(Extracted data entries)
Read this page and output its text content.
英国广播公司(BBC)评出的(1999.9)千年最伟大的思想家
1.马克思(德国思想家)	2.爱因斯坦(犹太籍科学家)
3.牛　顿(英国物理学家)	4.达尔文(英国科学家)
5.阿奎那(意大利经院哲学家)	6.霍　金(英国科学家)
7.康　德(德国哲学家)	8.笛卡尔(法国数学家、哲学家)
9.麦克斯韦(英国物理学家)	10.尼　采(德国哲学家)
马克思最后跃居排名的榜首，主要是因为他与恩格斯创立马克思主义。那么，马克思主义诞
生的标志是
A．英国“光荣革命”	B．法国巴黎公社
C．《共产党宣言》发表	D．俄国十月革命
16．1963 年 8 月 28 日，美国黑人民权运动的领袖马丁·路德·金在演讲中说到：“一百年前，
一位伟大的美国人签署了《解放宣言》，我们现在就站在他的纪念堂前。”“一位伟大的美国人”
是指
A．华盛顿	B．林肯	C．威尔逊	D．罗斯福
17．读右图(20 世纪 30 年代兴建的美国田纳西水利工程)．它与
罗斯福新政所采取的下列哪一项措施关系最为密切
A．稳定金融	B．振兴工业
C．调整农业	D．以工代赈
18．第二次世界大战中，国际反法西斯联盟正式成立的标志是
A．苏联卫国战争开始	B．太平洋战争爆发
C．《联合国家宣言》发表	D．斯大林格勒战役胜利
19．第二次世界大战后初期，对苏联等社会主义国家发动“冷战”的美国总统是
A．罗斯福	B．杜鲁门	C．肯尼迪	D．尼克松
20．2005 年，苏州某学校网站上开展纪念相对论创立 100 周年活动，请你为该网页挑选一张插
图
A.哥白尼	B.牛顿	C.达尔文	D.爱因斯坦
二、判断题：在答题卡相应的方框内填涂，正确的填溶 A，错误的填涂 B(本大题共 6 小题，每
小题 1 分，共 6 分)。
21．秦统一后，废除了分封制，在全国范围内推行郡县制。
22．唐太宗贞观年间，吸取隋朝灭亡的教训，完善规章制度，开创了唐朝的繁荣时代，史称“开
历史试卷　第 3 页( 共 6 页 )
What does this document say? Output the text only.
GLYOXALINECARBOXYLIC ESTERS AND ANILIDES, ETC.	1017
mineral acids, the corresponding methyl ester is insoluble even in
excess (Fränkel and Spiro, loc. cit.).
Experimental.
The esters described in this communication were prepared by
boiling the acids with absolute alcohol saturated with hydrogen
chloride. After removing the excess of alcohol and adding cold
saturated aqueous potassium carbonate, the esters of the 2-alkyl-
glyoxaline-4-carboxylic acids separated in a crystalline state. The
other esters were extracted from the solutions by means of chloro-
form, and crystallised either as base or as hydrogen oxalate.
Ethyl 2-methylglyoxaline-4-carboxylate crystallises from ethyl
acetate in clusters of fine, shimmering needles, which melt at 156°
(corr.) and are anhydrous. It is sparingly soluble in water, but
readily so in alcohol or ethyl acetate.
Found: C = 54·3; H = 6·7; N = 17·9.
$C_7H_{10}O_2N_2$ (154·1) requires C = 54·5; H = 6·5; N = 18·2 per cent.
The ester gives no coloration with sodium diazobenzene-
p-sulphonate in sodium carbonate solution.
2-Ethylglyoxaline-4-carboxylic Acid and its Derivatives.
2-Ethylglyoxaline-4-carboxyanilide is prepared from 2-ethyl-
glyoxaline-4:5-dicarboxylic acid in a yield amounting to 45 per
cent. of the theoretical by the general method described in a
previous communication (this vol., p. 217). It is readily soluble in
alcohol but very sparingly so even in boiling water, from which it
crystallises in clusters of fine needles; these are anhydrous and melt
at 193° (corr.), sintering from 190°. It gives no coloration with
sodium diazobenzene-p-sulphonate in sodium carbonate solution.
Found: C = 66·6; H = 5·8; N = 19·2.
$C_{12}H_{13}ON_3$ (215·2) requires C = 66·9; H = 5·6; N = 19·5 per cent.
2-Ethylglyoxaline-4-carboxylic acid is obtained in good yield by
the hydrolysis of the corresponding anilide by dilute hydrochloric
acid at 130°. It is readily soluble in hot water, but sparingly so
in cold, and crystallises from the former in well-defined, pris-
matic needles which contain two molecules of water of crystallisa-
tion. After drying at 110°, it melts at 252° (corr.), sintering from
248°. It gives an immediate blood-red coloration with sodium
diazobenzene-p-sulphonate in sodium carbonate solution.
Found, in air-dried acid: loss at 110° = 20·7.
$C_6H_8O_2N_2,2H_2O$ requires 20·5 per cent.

**Challenge:**
Reproduce each entry word for word.

**Task result:**
Read this page and output its text content.
英国广播公司(BBC)评出的(1999.9)千年最伟大的思想家
1.马克思(德国思想家)	2.爱因斯坦(犹太籍科学家)
3.牛　顿(英国物理学家)	4.达尔文(英国科学家)
5.阿奎那(意大利经院哲学家)	6.霍　金(英国科学家)
7.康　德(德国哲学家)	8.笛卡尔(法国数学家、哲学家)
9.麦克斯韦(英国物理学家)	10.尼　采(德国哲学家)
马克思最后跃居排名的榜首，主要是因为他与恩格斯创立马克思主义。那么，马克思主义诞
生的标志是
A．英国“光荣革命”	B．法国巴黎公社
C．《共产党宣言》发表	D．俄国十月革命
16．1963 年 8 月 28 日，美国黑人民权运动的领袖马丁·路德·金在演讲中说到：“一百年前，
一位伟大的美国人签署了《解放宣言》，我们现在就站在他的纪念堂前。”“一位伟大的美国人”
是指
A．华盛顿	B．林肯	C．威尔逊	D．罗斯福
17．读右图(20 世纪 30 年代兴建的美国田纳西水利工程)．它与
罗斯福新政所采取的下列哪一项措施关系最为密切
A．稳定金融	B．振兴工业
C．调整农业	D．以工代赈
18．第二次世界大战中，国际反法西斯联盟正式成立的标志是
A．苏联卫国战争开始	B．太平洋战争爆发
C．《联合国家宣言》发表	D．斯大林格勒战役胜利
19．第二次世界大战后初期，对苏联等社会主义国家发动“冷战”的美国总统是
A．罗斯福	B．杜鲁门	C．肯尼迪	D．尼克松
20．2005 年，苏州某学校网站上开展纪念相对论创立 100 周年活动，请你为该网页挑选一张插
图
A.哥白尼	B.牛顿	C.达尔文	D.爱因斯坦
二、判断题：在答题卡相应的方框内填涂，正确的填溶 A，错误的填涂 B(本大题共 6 小题，每
小题 1 分，共 6 分)。
21．秦统一后，废除了分封制，在全国范围内推行郡县制。
22．唐太宗贞观年间，吸取隋朝灭亡的教训，完善规章制度，开创了唐朝的繁荣时代，史称“开
历史试卷　第 3 页( 共 6 页 )
What does this document say? Output the text only.
GLYOXALINECARBOXYLIC ESTERS AND ANILIDES, ETC.	1017
mineral acids, the corresponding methyl ester is insoluble even in
excess (Fränkel and Spiro, loc. cit.).
Experimental.
The esters described in this communication were prepared by
boiling the acids with absolute alcohol saturated with hydrogen
chloride. After removing the excess of alcohol and adding cold
saturated aqueous potassium carbonate, the esters of the 2-alkyl-
glyoxaline-4-carboxylic acids separated in a crystalline state. The
other esters were extracted from the solutions by means of chloro-
form, and crystallised either as base or as hydrogen oxalate.
Ethyl 2-methylglyoxaline-4-carboxylate crystallises from ethyl
acetate in clusters of fine, shimmering needles, which melt at 156°
(corr.) and are anhydrous. It is sparingly soluble in water, but
readily so in alcohol or ethyl acetate.
Found: C = 54·3; H = 6·7; N = 17·9.
$C_7H_{10}O_2N_2$ (154·1) requires C = 54·5; H = 6·5; N = 18·2 per cent.
The ester gives no coloration with sodium diazobenzene-
p-sulphonate in sodium carbonate solution.
2-Ethylglyoxaline-4-carboxylic Acid and its Derivatives.
2-Ethylglyoxaline-4-carboxyanilide is prepared from 2-ethyl-
glyoxaline-4:5-dicarboxylic acid in a yield amounting to 45 per
cent. of the theoretical by the general method described in a
previous communication (this vol., p. 217). It is readily soluble in
alcohol but very sparingly so even in boiling water, from which it
crystallises in clusters of fine needles; these are anhydrous and melt
at 193° (corr.), sintering from 190°. It gives no coloration with
sodium diazobenzene-p-sulphonate in sodium carbonate solution.
Found: C = 66·6; H = 5·8; N = 19·2.
$C_{12}H_{13}ON_3$ (215·2) requires C = 66·9; H = 5·6; N = 19·5 per cent.
2-Ethylglyoxaline-4-carboxylic acid is obtained in good yield by
the hydrolysis of the corresponding anilide by dilute hydrochloric
acid at 130°. It is readily soluble in hot water, but sparingly so
in cold, and crystallises from the former in well-defined, pris-
matic needles which contain two molecules of water of crystallisa-
tion. After drying at 110°, it melts at 252° (corr.), sintering from
248°. It gives an immediate blood-red coloration with sodium
diazobenzene-p-sulphonate in sodium carbonate solution.
Found, in air-dried acid: loss at 110° = 20·7.
$C_6H_8O_2N_2,2H_2O$ requires 20·5 per cent.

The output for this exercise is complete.